» **Supplied information**
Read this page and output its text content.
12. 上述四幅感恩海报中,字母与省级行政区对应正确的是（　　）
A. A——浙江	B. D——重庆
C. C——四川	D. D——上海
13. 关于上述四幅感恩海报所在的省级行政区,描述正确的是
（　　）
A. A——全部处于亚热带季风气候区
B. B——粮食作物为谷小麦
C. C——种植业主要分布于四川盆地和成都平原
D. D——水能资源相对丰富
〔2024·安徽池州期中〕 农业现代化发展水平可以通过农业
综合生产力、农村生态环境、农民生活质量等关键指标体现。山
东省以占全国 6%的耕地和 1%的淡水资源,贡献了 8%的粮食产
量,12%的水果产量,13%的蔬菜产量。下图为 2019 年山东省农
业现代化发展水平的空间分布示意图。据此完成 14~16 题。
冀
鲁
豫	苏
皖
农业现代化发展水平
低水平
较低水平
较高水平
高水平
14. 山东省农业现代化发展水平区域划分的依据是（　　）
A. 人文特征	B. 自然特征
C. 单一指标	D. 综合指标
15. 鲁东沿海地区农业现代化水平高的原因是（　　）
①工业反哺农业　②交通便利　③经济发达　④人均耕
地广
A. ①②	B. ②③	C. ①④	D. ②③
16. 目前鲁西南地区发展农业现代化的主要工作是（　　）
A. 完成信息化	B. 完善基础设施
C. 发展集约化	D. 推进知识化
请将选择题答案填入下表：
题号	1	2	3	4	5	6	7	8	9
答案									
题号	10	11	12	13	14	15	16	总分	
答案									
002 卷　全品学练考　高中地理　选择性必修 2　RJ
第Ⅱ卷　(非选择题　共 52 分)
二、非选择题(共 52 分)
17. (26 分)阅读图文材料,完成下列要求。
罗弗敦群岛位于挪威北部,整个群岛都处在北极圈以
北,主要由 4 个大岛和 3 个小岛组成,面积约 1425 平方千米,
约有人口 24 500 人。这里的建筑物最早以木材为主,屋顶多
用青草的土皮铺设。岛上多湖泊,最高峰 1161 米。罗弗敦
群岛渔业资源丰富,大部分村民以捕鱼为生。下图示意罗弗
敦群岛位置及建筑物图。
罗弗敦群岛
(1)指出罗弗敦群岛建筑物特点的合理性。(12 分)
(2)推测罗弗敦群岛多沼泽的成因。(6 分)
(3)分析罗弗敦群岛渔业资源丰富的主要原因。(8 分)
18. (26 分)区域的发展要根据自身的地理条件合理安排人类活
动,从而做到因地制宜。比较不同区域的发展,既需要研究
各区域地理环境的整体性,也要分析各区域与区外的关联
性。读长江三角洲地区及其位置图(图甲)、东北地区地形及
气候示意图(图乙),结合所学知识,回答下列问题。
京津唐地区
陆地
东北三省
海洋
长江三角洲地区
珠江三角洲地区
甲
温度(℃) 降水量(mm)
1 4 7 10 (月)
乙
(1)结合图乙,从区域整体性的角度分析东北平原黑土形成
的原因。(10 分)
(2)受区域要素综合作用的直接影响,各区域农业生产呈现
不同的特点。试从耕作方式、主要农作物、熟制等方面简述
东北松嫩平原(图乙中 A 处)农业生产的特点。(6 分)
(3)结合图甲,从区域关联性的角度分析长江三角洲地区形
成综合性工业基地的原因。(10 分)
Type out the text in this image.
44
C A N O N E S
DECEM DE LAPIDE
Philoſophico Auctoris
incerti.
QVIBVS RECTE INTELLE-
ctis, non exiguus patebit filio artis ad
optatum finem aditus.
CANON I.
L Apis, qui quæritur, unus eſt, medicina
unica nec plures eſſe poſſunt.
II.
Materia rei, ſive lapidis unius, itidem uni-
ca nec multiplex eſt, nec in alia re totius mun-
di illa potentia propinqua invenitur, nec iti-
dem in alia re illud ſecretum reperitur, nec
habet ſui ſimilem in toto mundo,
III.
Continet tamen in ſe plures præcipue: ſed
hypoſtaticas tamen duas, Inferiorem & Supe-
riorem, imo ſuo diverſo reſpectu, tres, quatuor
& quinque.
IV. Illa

» **What the task requires**
State how many lines of the listing include the word "tamen". Reply with the number alone.

» **Response for this exercise**
2